**Problem requirements**
The answer should be a single number: how many lines of the entries below hold the word "total".

- - - - - - -

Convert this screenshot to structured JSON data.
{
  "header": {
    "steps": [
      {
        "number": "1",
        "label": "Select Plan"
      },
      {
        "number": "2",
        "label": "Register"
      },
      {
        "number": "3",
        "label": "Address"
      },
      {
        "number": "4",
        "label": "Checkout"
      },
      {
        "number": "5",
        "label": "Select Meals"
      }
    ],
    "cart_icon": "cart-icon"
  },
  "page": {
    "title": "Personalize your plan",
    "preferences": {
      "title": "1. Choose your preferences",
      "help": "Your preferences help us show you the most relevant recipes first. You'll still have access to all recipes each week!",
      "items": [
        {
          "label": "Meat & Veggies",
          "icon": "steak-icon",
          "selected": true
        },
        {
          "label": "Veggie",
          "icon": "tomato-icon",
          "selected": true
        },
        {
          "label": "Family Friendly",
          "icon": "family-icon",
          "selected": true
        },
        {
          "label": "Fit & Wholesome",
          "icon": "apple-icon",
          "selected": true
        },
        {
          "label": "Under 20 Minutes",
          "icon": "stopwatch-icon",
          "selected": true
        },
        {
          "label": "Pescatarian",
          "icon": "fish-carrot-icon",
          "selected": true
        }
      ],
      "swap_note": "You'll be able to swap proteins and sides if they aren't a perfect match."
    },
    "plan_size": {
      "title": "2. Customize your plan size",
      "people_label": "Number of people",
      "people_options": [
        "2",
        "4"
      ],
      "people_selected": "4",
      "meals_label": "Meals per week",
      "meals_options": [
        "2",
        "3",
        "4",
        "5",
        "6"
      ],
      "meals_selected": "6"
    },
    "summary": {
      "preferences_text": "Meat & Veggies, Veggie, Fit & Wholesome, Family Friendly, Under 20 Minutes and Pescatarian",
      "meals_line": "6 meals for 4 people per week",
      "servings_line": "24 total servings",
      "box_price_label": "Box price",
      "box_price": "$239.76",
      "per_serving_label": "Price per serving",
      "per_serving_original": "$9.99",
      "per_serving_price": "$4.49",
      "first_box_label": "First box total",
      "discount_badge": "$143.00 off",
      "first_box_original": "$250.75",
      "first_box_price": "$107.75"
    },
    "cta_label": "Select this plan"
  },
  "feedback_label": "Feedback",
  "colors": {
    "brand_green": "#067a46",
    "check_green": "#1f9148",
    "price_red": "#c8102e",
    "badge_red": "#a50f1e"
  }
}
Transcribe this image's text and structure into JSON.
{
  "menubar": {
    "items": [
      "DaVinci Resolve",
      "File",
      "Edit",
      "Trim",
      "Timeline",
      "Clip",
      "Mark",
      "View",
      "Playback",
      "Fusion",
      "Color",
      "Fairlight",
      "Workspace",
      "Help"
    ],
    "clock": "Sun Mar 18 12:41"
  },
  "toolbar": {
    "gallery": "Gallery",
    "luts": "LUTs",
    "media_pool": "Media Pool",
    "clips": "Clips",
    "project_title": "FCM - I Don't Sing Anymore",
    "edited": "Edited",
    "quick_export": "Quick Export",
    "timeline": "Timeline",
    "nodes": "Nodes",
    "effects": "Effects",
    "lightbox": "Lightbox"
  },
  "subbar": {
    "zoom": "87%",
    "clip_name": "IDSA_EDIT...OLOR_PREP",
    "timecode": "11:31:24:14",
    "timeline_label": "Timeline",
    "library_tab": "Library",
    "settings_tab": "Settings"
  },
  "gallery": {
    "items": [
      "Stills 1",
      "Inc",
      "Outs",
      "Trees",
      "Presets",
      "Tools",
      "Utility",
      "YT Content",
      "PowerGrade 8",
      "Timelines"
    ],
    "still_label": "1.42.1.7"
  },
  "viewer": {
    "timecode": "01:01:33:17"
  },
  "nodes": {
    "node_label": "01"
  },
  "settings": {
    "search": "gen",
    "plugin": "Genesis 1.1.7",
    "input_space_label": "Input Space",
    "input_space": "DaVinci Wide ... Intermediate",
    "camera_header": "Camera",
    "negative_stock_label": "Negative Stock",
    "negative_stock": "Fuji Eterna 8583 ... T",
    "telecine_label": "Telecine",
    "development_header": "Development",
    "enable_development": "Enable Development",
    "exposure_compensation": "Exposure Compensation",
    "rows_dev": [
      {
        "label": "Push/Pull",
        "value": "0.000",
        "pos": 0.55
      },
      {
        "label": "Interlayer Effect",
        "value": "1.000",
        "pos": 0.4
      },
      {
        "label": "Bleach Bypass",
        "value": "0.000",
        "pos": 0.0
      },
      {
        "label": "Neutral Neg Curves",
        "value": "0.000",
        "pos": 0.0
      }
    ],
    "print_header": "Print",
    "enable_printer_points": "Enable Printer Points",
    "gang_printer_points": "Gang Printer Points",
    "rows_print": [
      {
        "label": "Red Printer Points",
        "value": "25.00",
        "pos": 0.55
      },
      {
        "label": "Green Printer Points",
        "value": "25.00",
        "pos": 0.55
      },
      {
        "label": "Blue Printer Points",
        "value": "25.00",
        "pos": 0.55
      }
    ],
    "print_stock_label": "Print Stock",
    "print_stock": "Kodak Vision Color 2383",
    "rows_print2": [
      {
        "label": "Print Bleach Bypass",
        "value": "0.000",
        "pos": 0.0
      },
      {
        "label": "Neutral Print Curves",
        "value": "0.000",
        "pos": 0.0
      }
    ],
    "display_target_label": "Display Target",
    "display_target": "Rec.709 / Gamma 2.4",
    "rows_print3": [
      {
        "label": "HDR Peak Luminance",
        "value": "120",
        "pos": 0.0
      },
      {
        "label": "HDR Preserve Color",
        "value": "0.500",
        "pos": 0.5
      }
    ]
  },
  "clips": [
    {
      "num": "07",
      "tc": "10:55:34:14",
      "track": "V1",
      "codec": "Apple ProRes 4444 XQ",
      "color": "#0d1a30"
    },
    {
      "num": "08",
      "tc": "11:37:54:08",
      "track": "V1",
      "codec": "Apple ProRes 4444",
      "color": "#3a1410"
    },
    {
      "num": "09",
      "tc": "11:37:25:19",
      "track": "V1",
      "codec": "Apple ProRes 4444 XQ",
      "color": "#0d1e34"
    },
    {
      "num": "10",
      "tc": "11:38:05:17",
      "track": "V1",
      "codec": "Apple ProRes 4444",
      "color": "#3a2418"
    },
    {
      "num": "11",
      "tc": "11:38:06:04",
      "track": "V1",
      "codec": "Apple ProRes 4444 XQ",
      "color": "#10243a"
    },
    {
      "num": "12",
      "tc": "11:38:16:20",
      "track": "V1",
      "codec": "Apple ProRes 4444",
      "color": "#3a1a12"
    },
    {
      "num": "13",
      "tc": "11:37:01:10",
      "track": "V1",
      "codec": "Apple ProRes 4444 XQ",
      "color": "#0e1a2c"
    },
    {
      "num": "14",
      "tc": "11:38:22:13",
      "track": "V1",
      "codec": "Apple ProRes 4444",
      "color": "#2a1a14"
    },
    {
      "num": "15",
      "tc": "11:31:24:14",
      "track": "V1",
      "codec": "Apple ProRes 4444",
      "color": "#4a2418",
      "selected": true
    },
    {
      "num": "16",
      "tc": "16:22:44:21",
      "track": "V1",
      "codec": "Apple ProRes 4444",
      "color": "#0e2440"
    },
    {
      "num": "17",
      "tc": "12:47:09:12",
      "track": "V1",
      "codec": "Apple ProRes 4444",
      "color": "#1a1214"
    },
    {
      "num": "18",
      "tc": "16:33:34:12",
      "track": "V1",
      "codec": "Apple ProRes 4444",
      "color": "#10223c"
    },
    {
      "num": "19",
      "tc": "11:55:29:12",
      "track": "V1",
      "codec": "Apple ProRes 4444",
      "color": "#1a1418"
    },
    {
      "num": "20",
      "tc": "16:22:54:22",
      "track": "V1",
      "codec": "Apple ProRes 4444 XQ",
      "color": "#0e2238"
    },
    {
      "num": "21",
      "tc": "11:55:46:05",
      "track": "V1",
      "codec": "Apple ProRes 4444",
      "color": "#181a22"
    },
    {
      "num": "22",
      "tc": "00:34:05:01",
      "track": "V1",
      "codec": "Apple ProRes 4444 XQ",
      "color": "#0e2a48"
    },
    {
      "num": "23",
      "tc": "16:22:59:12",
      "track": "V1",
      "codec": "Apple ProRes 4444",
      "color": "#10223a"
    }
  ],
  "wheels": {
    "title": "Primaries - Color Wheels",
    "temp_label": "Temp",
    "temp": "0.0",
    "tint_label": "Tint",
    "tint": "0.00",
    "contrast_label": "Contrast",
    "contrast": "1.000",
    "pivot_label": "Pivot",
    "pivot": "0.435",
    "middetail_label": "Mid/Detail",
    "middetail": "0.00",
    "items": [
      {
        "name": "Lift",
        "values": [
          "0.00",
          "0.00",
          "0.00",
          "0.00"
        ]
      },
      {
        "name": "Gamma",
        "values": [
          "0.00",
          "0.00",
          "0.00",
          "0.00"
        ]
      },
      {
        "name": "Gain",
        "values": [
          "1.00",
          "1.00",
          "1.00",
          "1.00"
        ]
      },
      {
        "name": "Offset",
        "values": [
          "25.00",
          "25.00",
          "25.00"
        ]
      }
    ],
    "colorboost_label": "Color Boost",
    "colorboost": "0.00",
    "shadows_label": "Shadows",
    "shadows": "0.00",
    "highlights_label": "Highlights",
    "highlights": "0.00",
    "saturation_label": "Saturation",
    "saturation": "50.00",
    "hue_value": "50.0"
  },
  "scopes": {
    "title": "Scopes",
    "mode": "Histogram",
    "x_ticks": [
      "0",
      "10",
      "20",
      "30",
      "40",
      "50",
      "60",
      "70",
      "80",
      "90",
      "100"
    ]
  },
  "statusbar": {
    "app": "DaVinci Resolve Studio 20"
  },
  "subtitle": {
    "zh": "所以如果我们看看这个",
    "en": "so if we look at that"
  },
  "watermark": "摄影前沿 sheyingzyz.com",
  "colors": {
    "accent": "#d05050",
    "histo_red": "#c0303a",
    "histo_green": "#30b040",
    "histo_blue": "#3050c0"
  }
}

- - - - - - -

**Answer section**
2